## MATERIAL SUPPLIED
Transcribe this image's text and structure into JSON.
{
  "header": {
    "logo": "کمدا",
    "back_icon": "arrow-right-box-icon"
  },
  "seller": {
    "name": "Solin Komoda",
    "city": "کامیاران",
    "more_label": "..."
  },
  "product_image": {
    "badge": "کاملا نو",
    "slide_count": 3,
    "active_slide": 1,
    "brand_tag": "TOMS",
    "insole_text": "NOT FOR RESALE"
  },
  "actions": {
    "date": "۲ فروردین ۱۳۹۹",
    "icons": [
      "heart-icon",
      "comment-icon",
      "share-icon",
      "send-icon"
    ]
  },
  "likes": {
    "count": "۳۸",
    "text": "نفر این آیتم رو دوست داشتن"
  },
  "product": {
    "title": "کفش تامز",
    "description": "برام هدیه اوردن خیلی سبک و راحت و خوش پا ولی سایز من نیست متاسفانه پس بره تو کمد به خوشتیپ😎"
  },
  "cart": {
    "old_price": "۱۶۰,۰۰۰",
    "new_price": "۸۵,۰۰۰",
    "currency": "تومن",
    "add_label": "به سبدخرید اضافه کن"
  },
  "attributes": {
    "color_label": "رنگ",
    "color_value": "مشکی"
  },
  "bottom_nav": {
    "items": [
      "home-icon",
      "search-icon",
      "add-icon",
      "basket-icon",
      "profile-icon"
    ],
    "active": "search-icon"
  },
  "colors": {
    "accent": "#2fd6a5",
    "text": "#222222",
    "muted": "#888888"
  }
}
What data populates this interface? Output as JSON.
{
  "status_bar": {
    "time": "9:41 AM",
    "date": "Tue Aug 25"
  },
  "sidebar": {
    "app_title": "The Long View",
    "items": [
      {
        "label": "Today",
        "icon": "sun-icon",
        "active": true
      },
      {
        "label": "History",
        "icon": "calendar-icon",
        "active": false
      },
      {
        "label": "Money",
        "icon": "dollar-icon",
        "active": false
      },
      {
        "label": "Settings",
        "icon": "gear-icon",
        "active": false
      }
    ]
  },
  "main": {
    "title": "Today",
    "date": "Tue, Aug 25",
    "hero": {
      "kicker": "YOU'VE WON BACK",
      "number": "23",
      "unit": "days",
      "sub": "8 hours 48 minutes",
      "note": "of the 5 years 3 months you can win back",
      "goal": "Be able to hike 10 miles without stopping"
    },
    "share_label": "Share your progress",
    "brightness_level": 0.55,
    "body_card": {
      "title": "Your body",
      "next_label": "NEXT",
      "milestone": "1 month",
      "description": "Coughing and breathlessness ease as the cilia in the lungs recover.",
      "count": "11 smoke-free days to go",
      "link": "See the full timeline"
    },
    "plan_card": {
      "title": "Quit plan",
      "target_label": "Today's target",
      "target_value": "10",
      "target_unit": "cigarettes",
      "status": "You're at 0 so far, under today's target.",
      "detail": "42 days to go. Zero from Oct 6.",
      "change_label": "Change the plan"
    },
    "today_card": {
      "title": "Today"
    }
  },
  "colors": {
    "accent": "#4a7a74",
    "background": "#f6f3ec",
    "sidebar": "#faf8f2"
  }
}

## DIRECTION
Repeat all of the records above exactly as written.

## EXERCISE RESPONSE
Transcribe this image's text and structure into JSON.
{
  "header": {
    "logo": "کمدا",
    "back_icon": "arrow-right-box-icon"
  },
  "seller": {
    "name": "Solin Komoda",
    "city": "کامیاران",
    "more_label": "..."
  },
  "product_image": {
    "badge": "کاملا نو",
    "slide_count": 3,
    "active_slide": 1,
    "brand_tag": "TOMS",
    "insole_text": "NOT FOR RESALE"
  },
  "actions": {
    "date": "۲ فروردین ۱۳۹۹",
    "icons": [
      "heart-icon",
      "comment-icon",
      "share-icon",
      "send-icon"
    ]
  },
  "likes": {
    "count": "۳۸",
    "text": "نفر این آیتم رو دوست داشتن"
  },
  "product": {
    "title": "کفش تامز",
    "description": "برام هدیه اوردن خیلی سبک و راحت و خوش پا ولی سایز من نیست متاسفانه پس بره تو کمد به خوشتیپ😎"
  },
  "cart": {
    "old_price": "۱۶۰,۰۰۰",
    "new_price": "۸۵,۰۰۰",
    "currency": "تومن",
    "add_label": "به سبدخرید اضافه کن"
  },
  "attributes": {
    "color_label": "رنگ",
    "color_value": "مشکی"
  },
  "bottom_nav": {
    "items": [
      "home-icon",
      "search-icon",
      "add-icon",
      "basket-icon",
      "profile-icon"
    ],
    "active": "search-icon"
  },
  "colors": {
    "accent": "#2fd6a5",
    "text": "#222222",
    "muted": "#888888"
  }
}
What data populates this interface? Output as JSON.
{
  "status_bar": {
    "time": "9:41 AM",
    "date": "Tue Aug 25"
  },
  "sidebar": {
    "app_title": "The Long View",
    "items": [
      {
        "label": "Today",
        "icon": "sun-icon",
        "active": true
      },
      {
        "label": "History",
        "icon": "calendar-icon",
        "active": false
      },
      {
        "label": "Money",
        "icon": "dollar-icon",
        "active": false
      },
      {
        "label": "Settings",
        "icon": "gear-icon",
        "active": false
      }
    ]
  },
  "main": {
    "title": "Today",
    "date": "Tue, Aug 25",
    "hero": {
      "kicker": "YOU'VE WON BACK",
      "number": "23",
      "unit": "days",
      "sub": "8 hours 48 minutes",
      "note": "of the 5 years 3 months you can win back",
      "goal": "Be able to hike 10 miles without stopping"
    },
    "share_label": "Share your progress",
    "brightness_level": 0.55,
    "body_card": {
      "title": "Your body",
      "next_label": "NEXT",
      "milestone": "1 month",
      "description": "Coughing and breathlessness ease as the cilia in the lungs recover.",
      "count": "11 smoke-free days to go",
      "link": "See the full timeline"
    },
    "plan_card": {
      "title": "Quit plan",
      "target_label": "Today's target",
      "target_value": "10",
      "target_unit": "cigarettes",
      "status": "You're at 0 so far, under today's target.",
      "detail": "42 days to go. Zero from Oct 6.",
      "change_label": "Change the plan"
    },
    "today_card": {
      "title": "Today"
    }
  },
  "colors": {
    "accent": "#4a7a74",
    "background": "#f6f3ec",
    "sidebar": "#faf8f2"
  }
}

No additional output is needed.